### Work instructions
Please reproduce each line of the items below with no changes.

### Provided records
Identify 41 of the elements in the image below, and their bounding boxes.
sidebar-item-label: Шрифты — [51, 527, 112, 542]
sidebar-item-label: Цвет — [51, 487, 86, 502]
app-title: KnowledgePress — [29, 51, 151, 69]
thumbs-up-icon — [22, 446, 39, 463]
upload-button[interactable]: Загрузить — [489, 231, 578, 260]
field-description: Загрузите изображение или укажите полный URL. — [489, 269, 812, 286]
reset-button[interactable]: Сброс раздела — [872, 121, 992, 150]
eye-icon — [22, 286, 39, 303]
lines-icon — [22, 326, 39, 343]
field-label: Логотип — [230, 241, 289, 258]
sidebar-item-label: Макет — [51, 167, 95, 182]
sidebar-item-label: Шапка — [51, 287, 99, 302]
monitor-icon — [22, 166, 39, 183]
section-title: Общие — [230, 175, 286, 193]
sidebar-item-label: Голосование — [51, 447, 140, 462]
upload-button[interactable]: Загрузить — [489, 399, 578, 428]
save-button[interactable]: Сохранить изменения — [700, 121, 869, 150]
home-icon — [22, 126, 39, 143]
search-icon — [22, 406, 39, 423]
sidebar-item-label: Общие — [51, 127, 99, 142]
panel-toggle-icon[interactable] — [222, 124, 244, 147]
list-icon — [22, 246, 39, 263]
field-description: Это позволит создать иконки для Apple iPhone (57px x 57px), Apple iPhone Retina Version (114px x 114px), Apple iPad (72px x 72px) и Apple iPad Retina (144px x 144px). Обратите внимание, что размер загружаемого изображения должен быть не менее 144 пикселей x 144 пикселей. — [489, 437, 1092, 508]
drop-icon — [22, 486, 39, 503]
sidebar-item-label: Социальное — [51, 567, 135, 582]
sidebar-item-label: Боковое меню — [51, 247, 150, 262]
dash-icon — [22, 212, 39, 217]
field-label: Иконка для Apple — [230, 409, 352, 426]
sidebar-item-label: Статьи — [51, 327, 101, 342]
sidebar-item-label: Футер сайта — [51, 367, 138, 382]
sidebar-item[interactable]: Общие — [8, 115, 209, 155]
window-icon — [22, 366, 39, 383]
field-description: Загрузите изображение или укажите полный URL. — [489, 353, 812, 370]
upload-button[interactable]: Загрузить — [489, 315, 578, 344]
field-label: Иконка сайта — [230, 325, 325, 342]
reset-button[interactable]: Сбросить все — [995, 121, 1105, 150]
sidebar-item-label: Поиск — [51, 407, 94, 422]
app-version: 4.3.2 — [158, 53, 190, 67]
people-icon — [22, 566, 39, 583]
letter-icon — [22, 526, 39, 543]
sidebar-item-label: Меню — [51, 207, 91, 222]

### Worked solution
Identify 41 of the elements in the image below, and their bounding boxes.
sidebar-item-label: Шрифты — [51, 527, 112, 542]
sidebar-item-label: Цвет — [51, 487, 86, 502]
app-title: KnowledgePress — [29, 51, 151, 69]
thumbs-up-icon — [22, 446, 39, 463]
upload-button[interactable]: Загрузить — [489, 231, 578, 260]
field-description: Загрузите изображение или укажите полный URL. — [489, 269, 812, 286]
reset-button[interactable]: Сброс раздела — [872, 121, 992, 150]
eye-icon — [22, 286, 39, 303]
lines-icon — [22, 326, 39, 343]
field-label: Логотип — [230, 241, 289, 258]
sidebar-item-label: Макет — [51, 167, 95, 182]
sidebar-item-label: Шапка — [51, 287, 99, 302]
monitor-icon — [22, 166, 39, 183]
section-title: Общие — [230, 175, 286, 193]
sidebar-item-label: Голосование — [51, 447, 140, 462]
upload-button[interactable]: Загрузить — [489, 399, 578, 428]
save-button[interactable]: Сохранить изменения — [700, 121, 869, 150]
home-icon — [22, 126, 39, 143]
search-icon — [22, 406, 39, 423]
sidebar-item-label: Общие — [51, 127, 99, 142]
panel-toggle-icon[interactable] — [222, 124, 244, 147]
list-icon — [22, 246, 39, 263]
field-description: Это позволит создать иконки для Apple iPhone (57px x 57px), Apple iPhone Retina Version (114px x 114px), Apple iPad (72px x 72px) и Apple iPad Retina (144px x 144px). Обратите внимание, что размер загружаемого изображения должен быть не менее 144 пикселей x 144 пикселей. — [489, 437, 1092, 508]
drop-icon — [22, 486, 39, 503]
sidebar-item-label: Социальное — [51, 567, 135, 582]
sidebar-item-label: Боковое меню — [51, 247, 150, 262]
dash-icon — [22, 212, 39, 217]
field-label: Иконка для Apple — [230, 409, 352, 426]
sidebar-item-label: Статьи — [51, 327, 101, 342]
sidebar-item-label: Футер сайта — [51, 367, 138, 382]
sidebar-item[interactable]: Общие — [8, 115, 209, 155]
window-icon — [22, 366, 39, 383]
field-description: Загрузите изображение или укажите полный URL. — [489, 353, 812, 370]
upload-button[interactable]: Загрузить — [489, 315, 578, 344]
field-label: Иконка сайта — [230, 325, 325, 342]
reset-button[interactable]: Сбросить все — [995, 121, 1105, 150]
sidebar-item-label: Поиск — [51, 407, 94, 422]
app-version: 4.3.2 — [158, 53, 190, 67]
people-icon — [22, 566, 39, 583]
letter-icon — [22, 526, 39, 543]
sidebar-item-label: Меню — [51, 207, 91, 222]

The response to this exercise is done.